» SOURCE DOCUMENT:
# Creobroter nebulosa?



## more_rayne (Jul 5, 2010)

I read them old post about the confusion of this genus. So I'm not sure what it is, but was sold to me as species nebulosa.

















Mantid acrobatics


----------



## major vex (Jul 6, 2010)

Looks like one with that colouration on the body and Coxae but you should really wait until it it adult before you use the 'Yen-saw' quide of cheking its wings  for a smoky patch that only this species curently in culture has (the greek 'nebulosus' meaning cloudy, actually refers to this phenotypic characteristic  )


----------



## more_rayne (Jul 6, 2010)

Interesting bit of info there! Can't wait till they develop wings so I can see them eye spots.


----------



## hibiscusmile (Jul 6, 2010)

Me too!


----------



## major vex (Jul 6, 2010)

What you are looking for is a minimal amount of black on the underwings that fades out from the direction of the body, I must acknowledge Yen once again here as he discovered it and used it to positively ID the species in culture which is now given the name Creobroter nebulosus


----------



## more_rayne (Jul 20, 2010)

One of my creos just turned into an adult, I'm so excited! Will have to get pics of him or her this weekend and see if I can figure out which creo it is.


----------



## yen_saw (Jul 20, 2010)

Actually all female Creobroter sp. currently available on the market have black patch on the wings. But the wings on the adult male Creobroter nebulosus has black smoky patch wheareas Creobroter sp like C. gemmatus, pectipennis, elongata adult male do not show the patch. The white marks (stigmata) on adult female C. nebulosus near thorax are more slender and narrower compared to other Creos currently available. Congrate on the adult mantis!


----------



## more_rayne (Jul 25, 2010)

Ok, here's a pic of it's back. How to I piss him/her off so I can take a pic of it's threat pose and see what the underside of the wings look like? Also, is it a boy or a girl? I'm not sure which segments to start counting from.


----------



## Rick (Jul 25, 2010)

That is a female. On adults there really isn't a need to count segments. The differences between the sexes are quite obvious at the adult stage. I can just tell at a glance. I have a thread that is stickied in the general forum for sexing.


----------



## Precarious (Jul 26, 2010)

Great pics!


----------



## hibiscusmile (Jul 26, 2010)

yes, boys do not have the lacy petticoat girls have! thats a sure way to know most females from the boys!


----------

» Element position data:

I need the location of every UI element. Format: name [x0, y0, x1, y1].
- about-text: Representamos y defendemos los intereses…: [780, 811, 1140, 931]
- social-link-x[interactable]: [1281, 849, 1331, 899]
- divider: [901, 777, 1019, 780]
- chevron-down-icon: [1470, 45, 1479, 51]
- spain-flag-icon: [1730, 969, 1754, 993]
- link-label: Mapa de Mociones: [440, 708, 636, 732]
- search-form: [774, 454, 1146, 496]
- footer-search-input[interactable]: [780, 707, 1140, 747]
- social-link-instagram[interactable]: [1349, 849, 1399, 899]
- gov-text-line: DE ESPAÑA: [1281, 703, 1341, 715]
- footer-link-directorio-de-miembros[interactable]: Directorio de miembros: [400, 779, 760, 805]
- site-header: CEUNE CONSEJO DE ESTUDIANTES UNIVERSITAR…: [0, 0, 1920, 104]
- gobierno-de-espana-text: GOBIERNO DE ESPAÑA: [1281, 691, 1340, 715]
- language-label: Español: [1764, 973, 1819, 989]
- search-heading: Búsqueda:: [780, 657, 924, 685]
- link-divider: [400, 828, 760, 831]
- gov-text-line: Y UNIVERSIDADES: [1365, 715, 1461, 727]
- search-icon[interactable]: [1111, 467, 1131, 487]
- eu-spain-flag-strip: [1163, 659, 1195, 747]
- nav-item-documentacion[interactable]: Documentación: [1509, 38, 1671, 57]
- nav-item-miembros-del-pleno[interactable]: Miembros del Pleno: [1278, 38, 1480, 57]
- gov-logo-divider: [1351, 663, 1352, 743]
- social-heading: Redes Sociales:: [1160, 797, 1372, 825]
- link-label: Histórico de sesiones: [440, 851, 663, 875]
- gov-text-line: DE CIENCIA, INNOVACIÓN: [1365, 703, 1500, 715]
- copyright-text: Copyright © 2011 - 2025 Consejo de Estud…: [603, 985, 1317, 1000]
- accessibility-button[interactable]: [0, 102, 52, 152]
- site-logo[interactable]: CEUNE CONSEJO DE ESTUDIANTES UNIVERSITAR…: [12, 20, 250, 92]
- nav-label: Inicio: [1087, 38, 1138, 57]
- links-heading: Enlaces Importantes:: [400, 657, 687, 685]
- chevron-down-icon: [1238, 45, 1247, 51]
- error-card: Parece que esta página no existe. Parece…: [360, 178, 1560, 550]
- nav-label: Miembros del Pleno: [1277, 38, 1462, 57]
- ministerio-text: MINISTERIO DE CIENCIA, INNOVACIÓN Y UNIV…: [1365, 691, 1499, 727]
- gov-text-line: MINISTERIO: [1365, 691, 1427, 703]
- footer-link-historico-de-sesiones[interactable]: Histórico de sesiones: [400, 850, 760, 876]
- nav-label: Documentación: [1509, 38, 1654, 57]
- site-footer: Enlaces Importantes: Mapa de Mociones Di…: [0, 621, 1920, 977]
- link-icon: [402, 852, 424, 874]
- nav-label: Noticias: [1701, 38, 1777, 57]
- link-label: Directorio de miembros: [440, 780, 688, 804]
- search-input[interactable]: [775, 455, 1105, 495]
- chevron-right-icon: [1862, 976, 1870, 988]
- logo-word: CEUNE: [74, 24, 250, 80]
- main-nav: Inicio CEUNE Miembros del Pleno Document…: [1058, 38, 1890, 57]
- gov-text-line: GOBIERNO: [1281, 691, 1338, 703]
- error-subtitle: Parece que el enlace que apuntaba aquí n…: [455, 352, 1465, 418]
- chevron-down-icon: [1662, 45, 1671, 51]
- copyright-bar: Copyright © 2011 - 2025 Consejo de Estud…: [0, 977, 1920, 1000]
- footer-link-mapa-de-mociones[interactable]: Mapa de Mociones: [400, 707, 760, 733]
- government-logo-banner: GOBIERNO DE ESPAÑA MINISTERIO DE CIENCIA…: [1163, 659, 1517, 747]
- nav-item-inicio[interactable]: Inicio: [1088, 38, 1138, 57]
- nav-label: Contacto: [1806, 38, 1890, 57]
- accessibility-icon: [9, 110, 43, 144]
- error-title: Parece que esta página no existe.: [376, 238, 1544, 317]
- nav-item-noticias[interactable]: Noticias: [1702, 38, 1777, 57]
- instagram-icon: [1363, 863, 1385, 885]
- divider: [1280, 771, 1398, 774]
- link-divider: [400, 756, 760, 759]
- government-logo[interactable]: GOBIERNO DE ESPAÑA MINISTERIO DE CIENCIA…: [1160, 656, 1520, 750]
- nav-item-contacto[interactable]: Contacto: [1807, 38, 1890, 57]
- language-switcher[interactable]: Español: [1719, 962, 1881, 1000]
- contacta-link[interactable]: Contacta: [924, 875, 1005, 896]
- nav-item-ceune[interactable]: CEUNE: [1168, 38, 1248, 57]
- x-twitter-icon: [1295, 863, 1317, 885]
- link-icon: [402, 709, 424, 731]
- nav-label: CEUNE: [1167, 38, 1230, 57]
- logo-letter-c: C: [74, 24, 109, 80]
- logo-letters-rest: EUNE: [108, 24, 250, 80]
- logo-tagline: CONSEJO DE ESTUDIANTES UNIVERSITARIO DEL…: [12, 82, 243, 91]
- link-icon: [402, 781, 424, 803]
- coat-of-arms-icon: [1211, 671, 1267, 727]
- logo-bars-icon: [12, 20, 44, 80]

» EXERCISE DETAILS: List every distinct username that posted in the forum thread about Creobroter nebulosa, each one once.

» SOLUTION BELOW:
more_rayne
major vex
hibiscusmile
yen_saw
Rick
Precarious